▶ [REQUIREMENT 1]:
According to the post on Amazon Fraud Detector, since when has that service been generally available?

○ ○ ○ ○ ○ ○ ○

By Samuel Chan @ 2020-09-30

Since July this year 2020, Amazon Fraud Detector is Generally Available, meaning that apart from using Amazon SageMaker doing data processing and ML training, now you can use Amazon Fraud Detector Service, which it's a fully managed service that makes it even more easier and faster to intergrate with your online application, as simple as just using API calls to the Amazon Fraud Detector service.

How Amazon Fraud Detector Works

To learn more about the service, please visit to the Amazon Blog: Amazon Fraud Detector is now Generally Available

In this Github Repository, we still stick with using Amazon SageMaker Service as the lab material, for you to understand the machine learning flow from data processing, choosing algorithm, performing ML training and model deployment.

Resources in this Lab

Dataset: Credit Card Fraud Detection from Kaggle

Here are some of the screenshots for the dataset, those columns v1 to v28 are the data that already finished feature engineering, those are in the feature format. So we can straightly use this dataset pass into the supervised learning algorithm for training.

○ ○ ○ ○ ○ ○ ○

▶ [REQUIREMENT 2]:
Gather every line of the listing that contains the string "each".

○ ○ ○ ○ ○ ○ ○

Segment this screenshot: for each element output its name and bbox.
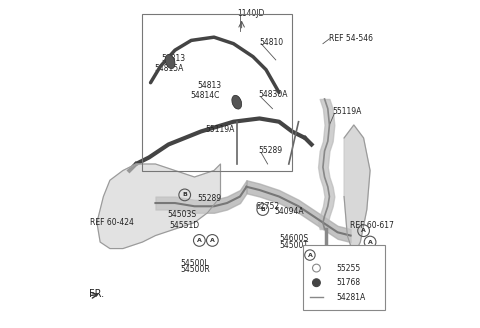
- Text: 54503S: 54503S: [168, 210, 197, 219]
- Text: 55255: 55255: [336, 264, 360, 273]
- Text: 54600S: 54600S: [279, 234, 308, 243]
- Ellipse shape: [166, 55, 174, 68]
- Text: 51768: 51768: [336, 278, 360, 287]
- Text: 54813: 54813: [161, 54, 185, 63]
- Text: REF 54-546: REF 54-546: [329, 34, 373, 43]
- Text: 54094A: 54094A: [274, 207, 304, 215]
- Text: 62752: 62752: [256, 202, 280, 211]
- Text: A: A: [197, 238, 202, 243]
- Text: A: A: [308, 253, 312, 257]
- Ellipse shape: [165, 54, 175, 69]
- Bar: [143, 14, 292, 171]
- Text: REF 60-617: REF 60-617: [350, 221, 394, 230]
- Text: 55119A: 55119A: [333, 108, 362, 116]
- Circle shape: [312, 279, 320, 287]
- Text: B: B: [260, 207, 265, 212]
- Text: 55289: 55289: [258, 147, 282, 155]
- Ellipse shape: [232, 95, 241, 109]
- Text: A: A: [210, 238, 215, 243]
- Polygon shape: [344, 125, 370, 255]
- Text: 54830A: 54830A: [258, 90, 288, 99]
- Text: 1140JD: 1140JD: [237, 9, 264, 18]
- Text: A: A: [368, 239, 372, 245]
- Text: REF 60-424: REF 60-424: [90, 218, 134, 227]
- Text: A: A: [361, 228, 366, 233]
- Text: 54810: 54810: [260, 37, 284, 47]
- Text: 54814C: 54814C: [191, 91, 220, 100]
- Text: B: B: [182, 193, 187, 197]
- Text: FR.: FR.: [89, 289, 104, 299]
- Text: 54813: 54813: [198, 81, 222, 91]
- Text: 54500R: 54500R: [180, 265, 210, 274]
- Text: 55289: 55289: [198, 194, 222, 203]
- Polygon shape: [97, 164, 220, 249]
- Text: 54281A: 54281A: [336, 293, 365, 302]
- Text: 54500T: 54500T: [279, 241, 308, 250]
- Bar: [303, 245, 385, 310]
- Text: 54500L: 54500L: [180, 259, 209, 268]
- Text: 54815A: 54815A: [155, 64, 184, 72]
- Text: 54551D: 54551D: [169, 221, 199, 230]
- Text: 55119A: 55119A: [205, 125, 234, 134]
- Ellipse shape: [232, 96, 241, 109]
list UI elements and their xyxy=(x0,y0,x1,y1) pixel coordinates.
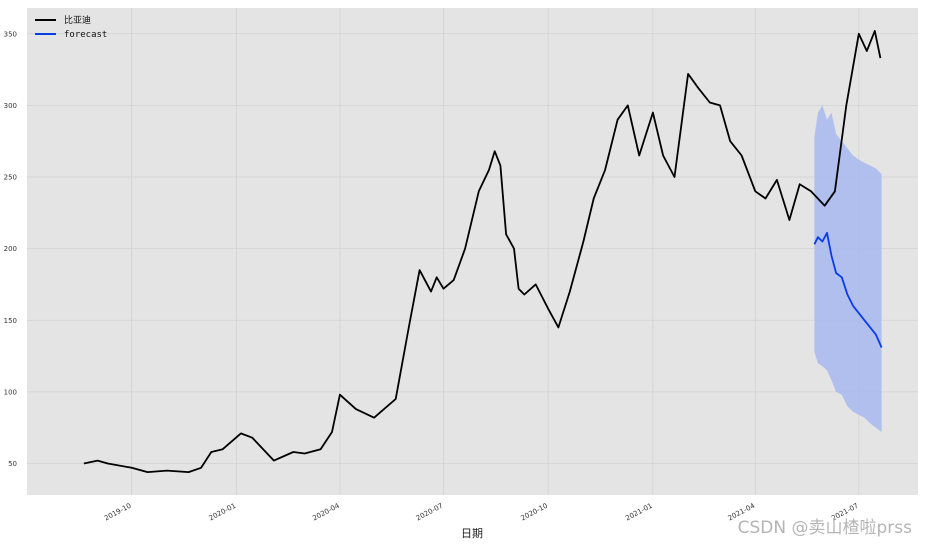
series-line-0 xyxy=(83,29,882,474)
y-tick-label: 50 xyxy=(8,460,17,468)
y-tick-label: 200 xyxy=(4,245,17,253)
x-axis-title: 日期 xyxy=(461,527,483,540)
y-axis-ticks: 50 100 150 200 250 300 350 xyxy=(4,30,17,468)
plot-area xyxy=(27,8,918,495)
series-lines xyxy=(83,29,883,474)
grid-lines xyxy=(27,8,918,495)
y-tick-label: 300 xyxy=(4,102,17,110)
legend-label: forecast xyxy=(64,30,107,40)
y-tick-label: 350 xyxy=(4,30,17,38)
watermark: CSDN @卖山楂啦prss xyxy=(737,518,912,538)
legend: 比亚迪 forecast xyxy=(35,14,107,40)
x-tick-label: 2020-07 xyxy=(415,502,445,523)
forecast-band xyxy=(814,105,882,433)
y-tick-label: 250 xyxy=(4,174,17,182)
y-tick-label: 150 xyxy=(4,317,17,325)
x-tick-label: 2020-01 xyxy=(208,502,238,523)
x-tick-label: 2020-10 xyxy=(520,502,550,523)
forecast-confidence-band xyxy=(814,105,882,433)
x-tick-label: 2019-10 xyxy=(103,502,133,523)
y-tick-label: 100 xyxy=(4,388,17,396)
x-tick-label: 2021-01 xyxy=(624,502,654,523)
series-line-1 xyxy=(813,231,883,348)
legend-label: 比亚迪 xyxy=(64,14,91,26)
x-tick-label: 2020-04 xyxy=(311,501,341,522)
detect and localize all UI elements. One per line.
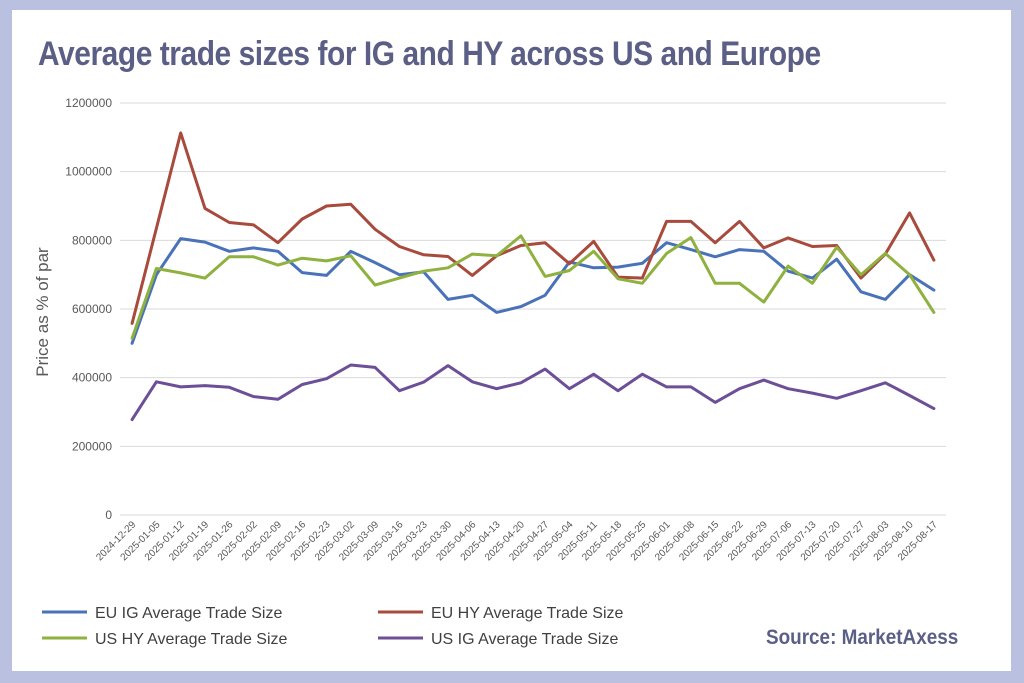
y-tick-label: 1200000 [65,96,112,110]
chart-card [12,10,1011,671]
y-tick-label: 0 [105,508,112,522]
legend-label: US HY Average Trade Size [95,631,288,648]
y-tick-label: 800000 [72,233,112,247]
series-line-2 [130,131,936,325]
y-tick-label: 400000 [72,371,112,385]
legend-label: US IG Average Trade Size [431,631,618,648]
y-tick-label: 200000 [72,439,112,453]
legend-label: EU IG Average Trade Size [95,605,282,622]
y-tick-labels: 0 200000 400000 600000 800000 1000000 1200000 [65,96,112,522]
y-axis-label: Price as % of par [33,247,52,377]
gridlines [120,102,946,516]
legend-label: EU HY Average Trade Size [431,605,624,622]
series-line-4 [130,363,936,422]
series-lines [130,131,936,422]
source-credit: Source: MarketAxess [766,626,959,649]
chart-title: Average trade sizes for IG and HY across… [38,35,821,73]
y-tick-label: 600000 [72,302,112,316]
series-line-3 [130,234,936,340]
y-tick-label: 1000000 [65,165,112,179]
legend: EU IG Average Trade Size EU HY Average Tr… [42,605,624,648]
x-tick-labels: 2024-12-292025-01-052025-01-122025-01-19… [94,519,940,563]
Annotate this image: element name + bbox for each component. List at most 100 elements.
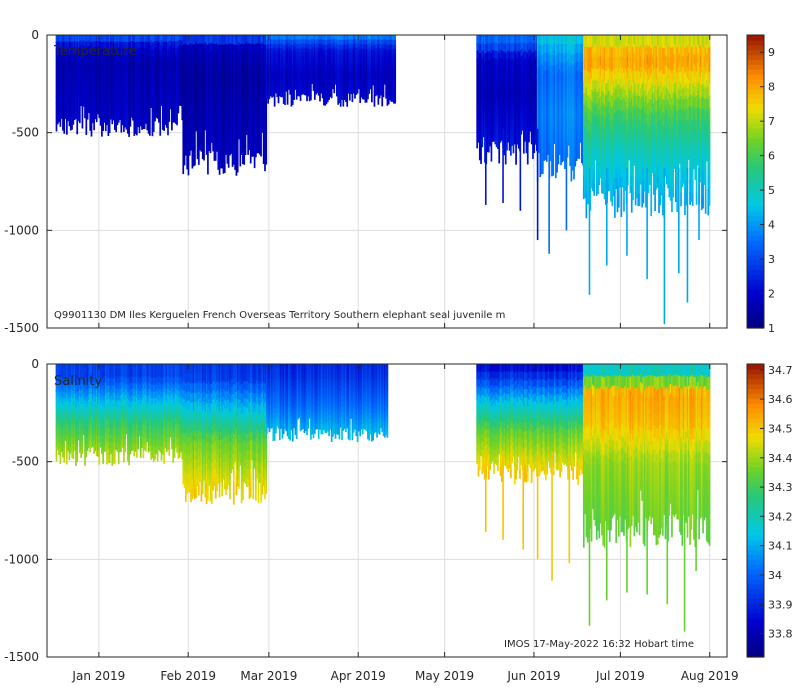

○ ○ ○ ○ ○ ○ ○

▶ [FINISHED ANSWER 1]:
Since July 2020.

▶ [FINISHED ANSWER 2]:
Segment this screenshot: for each element output its name and bbox.
Annotate this image: element name + bbox for each component. List at most 100 elements.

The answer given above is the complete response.